Saved data entries
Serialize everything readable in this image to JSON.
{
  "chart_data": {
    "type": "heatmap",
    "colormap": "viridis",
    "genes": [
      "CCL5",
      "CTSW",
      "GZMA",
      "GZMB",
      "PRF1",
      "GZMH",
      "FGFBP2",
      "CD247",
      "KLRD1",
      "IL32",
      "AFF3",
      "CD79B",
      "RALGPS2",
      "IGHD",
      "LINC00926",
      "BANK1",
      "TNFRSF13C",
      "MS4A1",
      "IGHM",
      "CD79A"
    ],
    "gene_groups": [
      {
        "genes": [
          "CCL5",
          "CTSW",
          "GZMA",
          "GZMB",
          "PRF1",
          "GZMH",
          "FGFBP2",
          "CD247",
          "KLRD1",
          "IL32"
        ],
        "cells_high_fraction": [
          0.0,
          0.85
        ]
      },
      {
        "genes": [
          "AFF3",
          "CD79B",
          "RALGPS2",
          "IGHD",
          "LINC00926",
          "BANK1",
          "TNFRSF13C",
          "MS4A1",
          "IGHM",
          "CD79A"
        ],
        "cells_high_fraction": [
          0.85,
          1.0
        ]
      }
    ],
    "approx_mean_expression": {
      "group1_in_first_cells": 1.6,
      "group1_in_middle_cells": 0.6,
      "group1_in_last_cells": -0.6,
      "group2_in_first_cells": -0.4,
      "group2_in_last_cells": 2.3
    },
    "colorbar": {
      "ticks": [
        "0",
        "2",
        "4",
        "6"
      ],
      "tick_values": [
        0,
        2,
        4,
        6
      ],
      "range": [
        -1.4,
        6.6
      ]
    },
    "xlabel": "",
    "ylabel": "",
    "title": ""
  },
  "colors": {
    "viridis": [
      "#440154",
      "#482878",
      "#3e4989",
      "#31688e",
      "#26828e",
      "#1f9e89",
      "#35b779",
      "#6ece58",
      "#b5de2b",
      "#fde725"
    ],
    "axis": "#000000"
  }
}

### Task goal
Write the data above out again in full, exactly.

### Result for this task
Serialize everything readable in this image to JSON.
{
  "chart_data": {
    "type": "heatmap",
    "colormap": "viridis",
    "genes": [
      "CCL5",
      "CTSW",
      "GZMA",
      "GZMB",
      "PRF1",
      "GZMH",
      "FGFBP2",
      "CD247",
      "KLRD1",
      "IL32",
      "AFF3",
      "CD79B",
      "RALGPS2",
      "IGHD",
      "LINC00926",
      "BANK1",
      "TNFRSF13C",
      "MS4A1",
      "IGHM",
      "CD79A"
    ],
    "gene_groups": [
      {
        "genes": [
          "CCL5",
          "CTSW",
          "GZMA",
          "GZMB",
          "PRF1",
          "GZMH",
          "FGFBP2",
          "CD247",
          "KLRD1",
          "IL32"
        ],
        "cells_high_fraction": [
          0.0,
          0.85
        ]
      },
      {
        "genes": [
          "AFF3",
          "CD79B",
          "RALGPS2",
          "IGHD",
          "LINC00926",
          "BANK1",
          "TNFRSF13C",
          "MS4A1",
          "IGHM",
          "CD79A"
        ],
        "cells_high_fraction": [
          0.85,
          1.0
        ]
      }
    ],
    "approx_mean_expression": {
      "group1_in_first_cells": 1.6,
      "group1_in_middle_cells": 0.6,
      "group1_in_last_cells": -0.6,
      "group2_in_first_cells": -0.4,
      "group2_in_last_cells": 2.3
    },
    "colorbar": {
      "ticks": [
        "0",
        "2",
        "4",
        "6"
      ],
      "tick_values": [
        0,
        2,
        4,
        6
      ],
      "range": [
        -1.4,
        6.6
      ]
    },
    "xlabel": "",
    "ylabel": "",
    "title": ""
  },
  "colors": {
    "viridis": [
      "#440154",
      "#482878",
      "#3e4989",
      "#31688e",
      "#26828e",
      "#1f9e89",
      "#35b779",
      "#6ece58",
      "#b5de2b",
      "#fde725"
    ],
    "axis": "#000000"
  }
}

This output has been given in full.